» **Data lines**:
- - - -

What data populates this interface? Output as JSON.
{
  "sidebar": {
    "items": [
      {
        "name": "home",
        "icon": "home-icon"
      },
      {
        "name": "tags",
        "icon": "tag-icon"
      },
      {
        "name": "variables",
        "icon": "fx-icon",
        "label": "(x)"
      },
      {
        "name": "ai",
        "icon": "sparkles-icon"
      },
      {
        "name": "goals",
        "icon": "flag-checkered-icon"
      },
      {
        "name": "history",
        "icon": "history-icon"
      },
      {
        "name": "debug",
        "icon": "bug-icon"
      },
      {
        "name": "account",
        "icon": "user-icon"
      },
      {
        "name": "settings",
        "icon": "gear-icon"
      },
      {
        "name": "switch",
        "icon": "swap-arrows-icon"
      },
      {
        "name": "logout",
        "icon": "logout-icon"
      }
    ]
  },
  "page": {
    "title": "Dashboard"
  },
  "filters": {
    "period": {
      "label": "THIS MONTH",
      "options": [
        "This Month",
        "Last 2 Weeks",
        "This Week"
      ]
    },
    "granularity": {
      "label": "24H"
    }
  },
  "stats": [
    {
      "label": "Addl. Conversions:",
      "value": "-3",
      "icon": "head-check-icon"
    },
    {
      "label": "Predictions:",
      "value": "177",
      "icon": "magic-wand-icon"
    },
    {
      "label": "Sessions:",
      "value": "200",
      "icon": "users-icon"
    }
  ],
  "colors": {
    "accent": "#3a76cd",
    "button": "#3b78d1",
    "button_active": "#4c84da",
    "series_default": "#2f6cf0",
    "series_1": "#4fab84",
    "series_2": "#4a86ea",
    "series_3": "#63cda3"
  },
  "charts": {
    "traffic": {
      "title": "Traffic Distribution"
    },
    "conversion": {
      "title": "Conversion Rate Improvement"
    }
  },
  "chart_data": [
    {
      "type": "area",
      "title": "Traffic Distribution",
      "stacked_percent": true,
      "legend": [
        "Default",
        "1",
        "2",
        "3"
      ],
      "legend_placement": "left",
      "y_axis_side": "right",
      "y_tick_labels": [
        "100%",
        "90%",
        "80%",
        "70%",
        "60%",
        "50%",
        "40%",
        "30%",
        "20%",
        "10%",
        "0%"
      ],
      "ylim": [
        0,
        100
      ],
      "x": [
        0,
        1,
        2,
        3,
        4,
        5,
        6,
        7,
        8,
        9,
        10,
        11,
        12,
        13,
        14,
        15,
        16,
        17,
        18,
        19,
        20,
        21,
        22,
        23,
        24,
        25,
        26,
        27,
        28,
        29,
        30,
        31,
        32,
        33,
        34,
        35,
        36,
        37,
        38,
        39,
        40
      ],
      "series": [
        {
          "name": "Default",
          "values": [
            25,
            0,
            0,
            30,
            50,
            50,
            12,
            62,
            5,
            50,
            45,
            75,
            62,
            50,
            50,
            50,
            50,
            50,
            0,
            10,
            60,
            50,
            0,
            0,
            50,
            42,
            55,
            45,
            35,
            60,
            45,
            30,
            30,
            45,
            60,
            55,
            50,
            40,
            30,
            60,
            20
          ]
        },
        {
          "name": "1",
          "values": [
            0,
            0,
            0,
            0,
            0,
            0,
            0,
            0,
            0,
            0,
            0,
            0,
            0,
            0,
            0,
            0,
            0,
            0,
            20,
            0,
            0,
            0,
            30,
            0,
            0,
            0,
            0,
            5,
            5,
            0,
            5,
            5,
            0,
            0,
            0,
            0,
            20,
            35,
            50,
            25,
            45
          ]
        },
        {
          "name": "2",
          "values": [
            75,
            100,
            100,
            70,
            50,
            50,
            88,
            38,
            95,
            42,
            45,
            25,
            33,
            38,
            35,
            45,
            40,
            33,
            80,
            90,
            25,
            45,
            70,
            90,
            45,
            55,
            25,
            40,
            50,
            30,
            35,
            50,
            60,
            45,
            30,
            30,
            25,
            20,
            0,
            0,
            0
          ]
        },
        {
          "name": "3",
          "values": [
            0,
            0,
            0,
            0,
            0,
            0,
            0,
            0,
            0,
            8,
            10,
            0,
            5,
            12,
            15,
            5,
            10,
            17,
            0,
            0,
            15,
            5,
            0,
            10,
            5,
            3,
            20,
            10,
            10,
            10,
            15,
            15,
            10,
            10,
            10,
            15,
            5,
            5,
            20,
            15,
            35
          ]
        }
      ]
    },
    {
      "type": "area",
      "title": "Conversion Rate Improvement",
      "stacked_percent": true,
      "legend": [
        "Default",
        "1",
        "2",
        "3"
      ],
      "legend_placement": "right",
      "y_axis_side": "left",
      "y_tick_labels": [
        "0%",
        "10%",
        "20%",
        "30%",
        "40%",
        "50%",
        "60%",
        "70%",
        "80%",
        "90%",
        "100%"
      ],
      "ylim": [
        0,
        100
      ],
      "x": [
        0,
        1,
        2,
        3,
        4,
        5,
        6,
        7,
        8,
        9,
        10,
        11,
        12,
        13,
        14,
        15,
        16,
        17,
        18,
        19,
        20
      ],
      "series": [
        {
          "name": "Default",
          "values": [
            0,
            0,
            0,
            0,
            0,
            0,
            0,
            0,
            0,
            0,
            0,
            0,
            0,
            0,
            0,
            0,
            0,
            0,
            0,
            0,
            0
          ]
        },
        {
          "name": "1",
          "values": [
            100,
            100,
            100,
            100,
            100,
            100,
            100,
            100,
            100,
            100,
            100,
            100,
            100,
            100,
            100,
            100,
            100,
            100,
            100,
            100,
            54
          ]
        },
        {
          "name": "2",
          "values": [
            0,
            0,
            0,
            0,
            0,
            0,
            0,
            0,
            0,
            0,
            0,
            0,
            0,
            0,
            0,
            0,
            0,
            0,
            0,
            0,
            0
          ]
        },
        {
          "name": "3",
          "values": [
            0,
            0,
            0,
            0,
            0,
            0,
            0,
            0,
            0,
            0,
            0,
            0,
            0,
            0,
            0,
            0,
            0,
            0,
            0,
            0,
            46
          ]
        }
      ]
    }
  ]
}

- - - -

» **Task details**:
Transcribe every entry exactly, omitting nothing.

» **Exercise result**:
What data populates this interface? Output as JSON.
{
  "sidebar": {
    "items": [
      {
        "name": "home",
        "icon": "home-icon"
      },
      {
        "name": "tags",
        "icon": "tag-icon"
      },
      {
        "name": "variables",
        "icon": "fx-icon",
        "label": "(x)"
      },
      {
        "name": "ai",
        "icon": "sparkles-icon"
      },
      {
        "name": "goals",
        "icon": "flag-checkered-icon"
      },
      {
        "name": "history",
        "icon": "history-icon"
      },
      {
        "name": "debug",
        "icon": "bug-icon"
      },
      {
        "name": "account",
        "icon": "user-icon"
      },
      {
        "name": "settings",
        "icon": "gear-icon"
      },
      {
        "name": "switch",
        "icon": "swap-arrows-icon"
      },
      {
        "name": "logout",
        "icon": "logout-icon"
      }
    ]
  },
  "page": {
    "title": "Dashboard"
  },
  "filters": {
    "period": {
      "label": "THIS MONTH",
      "options": [
        "This Month",
        "Last 2 Weeks",
        "This Week"
      ]
    },
    "granularity": {
      "label": "24H"
    }
  },
  "stats": [
    {
      "label": "Addl. Conversions:",
      "value": "-3",
      "icon": "head-check-icon"
    },
    {
      "label": "Predictions:",
      "value": "177",
      "icon": "magic-wand-icon"
    },
    {
      "label": "Sessions:",
      "value": "200",
      "icon": "users-icon"
    }
  ],
  "colors": {
    "accent": "#3a76cd",
    "button": "#3b78d1",
    "button_active": "#4c84da",
    "series_default": "#2f6cf0",
    "series_1": "#4fab84",
    "series_2": "#4a86ea",
    "series_3": "#63cda3"
  },
  "charts": {
    "traffic": {
      "title": "Traffic Distribution"
    },
    "conversion": {
      "title": "Conversion Rate Improvement"
    }
  },
  "chart_data": [
    {
      "type": "area",
      "title": "Traffic Distribution",
      "stacked_percent": true,
      "legend": [
        "Default",
        "1",
        "2",
        "3"
      ],
      "legend_placement": "left",
      "y_axis_side": "right",
      "y_tick_labels": [
        "100%",
        "90%",
        "80%",
        "70%",
        "60%",
        "50%",
        "40%",
        "30%",
        "20%",
        "10%",
        "0%"
      ],
      "ylim": [
        0,
        100
      ],
      "x": [
        0,
        1,
        2,
        3,
        4,
        5,
        6,
        7,
        8,
        9,
        10,
        11,
        12,
        13,
        14,
        15,
        16,
        17,
        18,
        19,
        20,
        21,
        22,
        23,
        24,
        25,
        26,
        27,
        28,
        29,
        30,
        31,
        32,
        33,
        34,
        35,
        36,
        37,
        38,
        39,
        40
      ],
      "series": [
        {
          "name": "Default",
          "values": [
            25,
            0,
            0,
            30,
            50,
            50,
            12,
            62,
            5,
            50,
            45,
            75,
            62,
            50,
            50,
            50,
            50,
            50,
            0,
            10,
            60,
            50,
            0,
            0,
            50,
            42,
            55,
            45,
            35,
            60,
            45,
            30,
            30,
            45,
            60,
            55,
            50,
            40,
            30,
            60,
            20
          ]
        },
        {
          "name": "1",
          "values": [
            0,
            0,
            0,
            0,
            0,
            0,
            0,
            0,
            0,
            0,
            0,
            0,
            0,
            0,
            0,
            0,
            0,
            0,
            20,
            0,
            0,
            0,
            30,
            0,
            0,
            0,
            0,
            5,
            5,
            0,
            5,
            5,
            0,
            0,
            0,
            0,
            20,
            35,
            50,
            25,
            45
          ]
        },
        {
          "name": "2",
          "values": [
            75,
            100,
            100,
            70,
            50,
            50,
            88,
            38,
            95,
            42,
            45,
            25,
            33,
            38,
            35,
            45,
            40,
            33,
            80,
            90,
            25,
            45,
            70,
            90,
            45,
            55,
            25,
            40,
            50,
            30,
            35,
            50,
            60,
            45,
            30,
            30,
            25,
            20,
            0,
            0,
            0
          ]
        },
        {
          "name": "3",
          "values": [
            0,
            0,
            0,
            0,
            0,
            0,
            0,
            0,
            0,
            8,
            10,
            0,
            5,
            12,
            15,
            5,
            10,
            17,
            0,
            0,
            15,
            5,
            0,
            10,
            5,
            3,
            20,
            10,
            10,
            10,
            15,
            15,
            10,
            10,
            10,
            15,
            5,
            5,
            20,
            15,
            35
          ]
        }
      ]
    },
    {
      "type": "area",
      "title": "Conversion Rate Improvement",
      "stacked_percent": true,
      "legend": [
        "Default",
        "1",
        "2",
        "3"
      ],
      "legend_placement": "right",
      "y_axis_side": "left",
      "y_tick_labels": [
        "0%",
        "10%",
        "20%",
        "30%",
        "40%",
        "50%",
        "60%",
        "70%",
        "80%",
        "90%",
        "100%"
      ],
      "ylim": [
        0,
        100
      ],
      "x": [
        0,
        1,
        2,
        3,
        4,
        5,
        6,
        7,
        8,
        9,
        10,
        11,
        12,
        13,
        14,
        15,
        16,
        17,
        18,
        19,
        20
      ],
      "series": [
        {
          "name": "Default",
          "values": [
            0,
            0,
            0,
            0,
            0,
            0,
            0,
            0,
            0,
            0,
            0,
            0,
            0,
            0,
            0,
            0,
            0,
            0,
            0,
            0,
            0
          ]
        },
        {
          "name": "1",
          "values": [
            100,
            100,
            100,
            100,
            100,
            100,
            100,
            100,
            100,
            100,
            100,
            100,
            100,
            100,
            100,
            100,
            100,
            100,
            100,
            100,
            54
          ]
        },
        {
          "name": "2",
          "values": [
            0,
            0,
            0,
            0,
            0,
            0,
            0,
            0,
            0,
            0,
            0,
            0,
            0,
            0,
            0,
            0,
            0,
            0,
            0,
            0,
            0
          ]
        },
        {
          "name": "3",
          "values": [
            0,
            0,
            0,
            0,
            0,
            0,
            0,
            0,
            0,
            0,
            0,
            0,
            0,
            0,
            0,
            0,
            0,
            0,
            0,
            0,
            46
          ]
        }
      ]
    }
  ]
}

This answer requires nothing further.